WHAT IS EXPECTED — Exactly as written, retype the listing below, omitting the pictures.

STORED ROWS —
==================================================
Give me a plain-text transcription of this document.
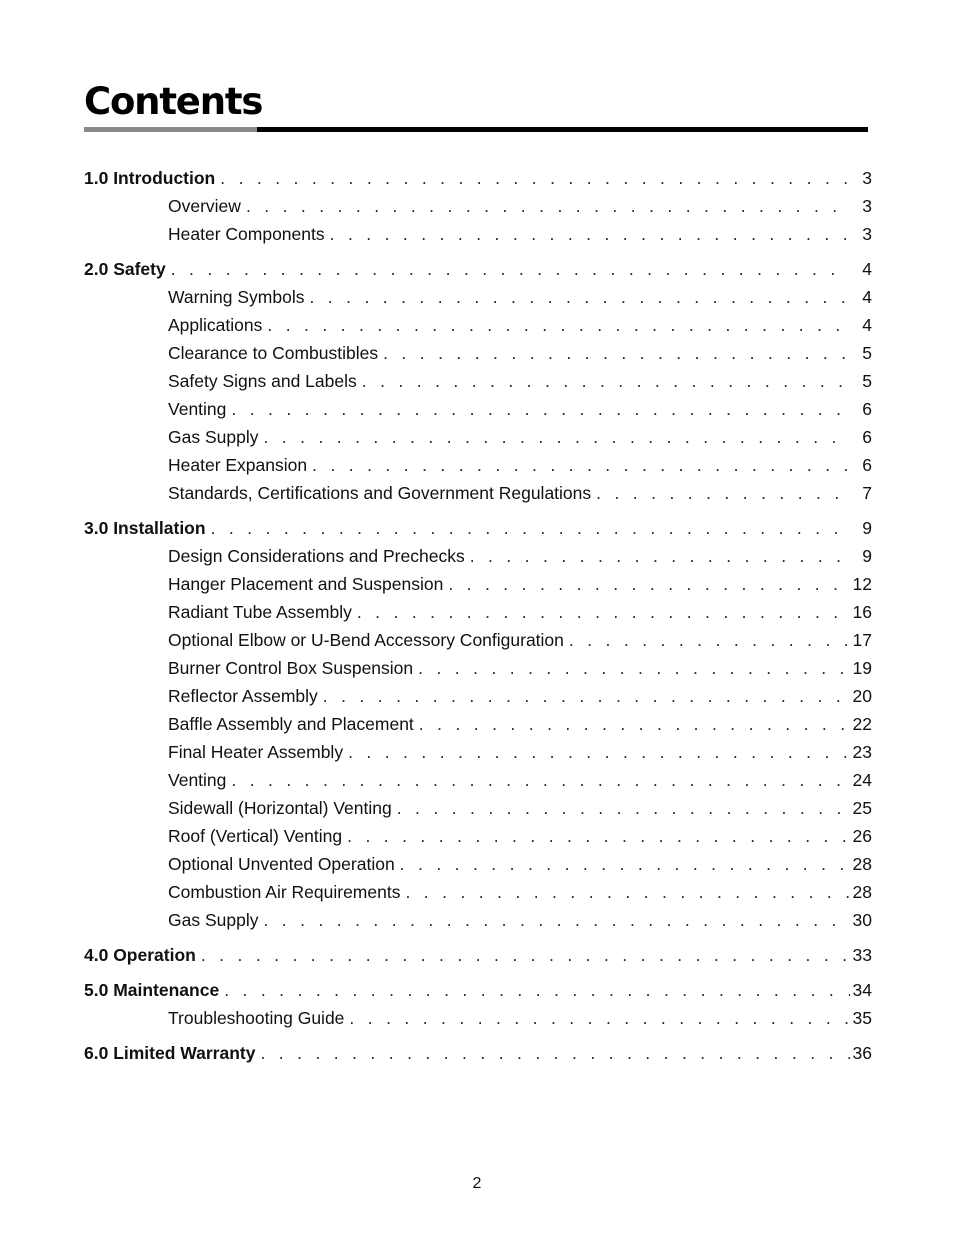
Contents
1.0 Introduction . . .	3
Overview . . .	3
Heater Components . . .	3
2.0 Safety . . .	4
Warning Symbols . . .	4
Applications . . .	4
Clearance to Combustibles . . .	5
Safety Signs and Labels . . .	5
Venting . . .	6
Gas Supply . . .	6
Heater Expansion . . .	6
Standards, Certifications and Government Regulations . . .	7
3.0 Installation . . .	9
Design Considerations and Prechecks . . .	9
Hanger Placement and Suspension . . .	12
Radiant Tube Assembly . . .	16
Optional Elbow or U-Bend Accessory Configuration . . .	17
Burner Control Box Suspension . . .	19
Reflector Assembly . . .	20
Baffle Assembly and Placement . . .	22
Final Heater Assembly . . .	23
Venting . . .	24
Sidewall (Horizontal) Venting . . .	25
Roof (Vertical) Venting . . .	26
Optional Unvented Operation . . .	28
Combustion Air Requirements . . .	28
Gas Supply . . .	30
4.0 Operation . . .	33
5.0 Maintenance . . .	34
Troubleshooting Guide . . .	35
6.0 Limited Warranty . . .	36
2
==================================================
EXERCISE SOLUTION —
Give me a plain-text transcription of this document.
Contents
1.0 Introduction . . .	3
Overview . . .	3
Heater Components . . .	3
2.0 Safety . . .	4
Warning Symbols . . .	4
Applications . . .	4
Clearance to Combustibles . . .	5
Safety Signs and Labels . . .	5
Venting . . .	6
Gas Supply . . .	6
Heater Expansion . . .	6
Standards, Certifications and Government Regulations . . .	7
3.0 Installation . . .	9
Design Considerations and Prechecks . . .	9
Hanger Placement and Suspension . . .	12
Radiant Tube Assembly . . .	16
Optional Elbow or U-Bend Accessory Configuration . . .	17
Burner Control Box Suspension . . .	19
Reflector Assembly . . .	20
Baffle Assembly and Placement . . .	22
Final Heater Assembly . . .	23
Venting . . .	24
Sidewall (Horizontal) Venting . . .	25
Roof (Vertical) Venting . . .	26
Optional Unvented Operation . . .	28
Combustion Air Requirements . . .	28
Gas Supply . . .	30
4.0 Operation . . .	33
5.0 Maintenance . . .	34
Troubleshooting Guide . . .	35
6.0 Limited Warranty . . .	36
2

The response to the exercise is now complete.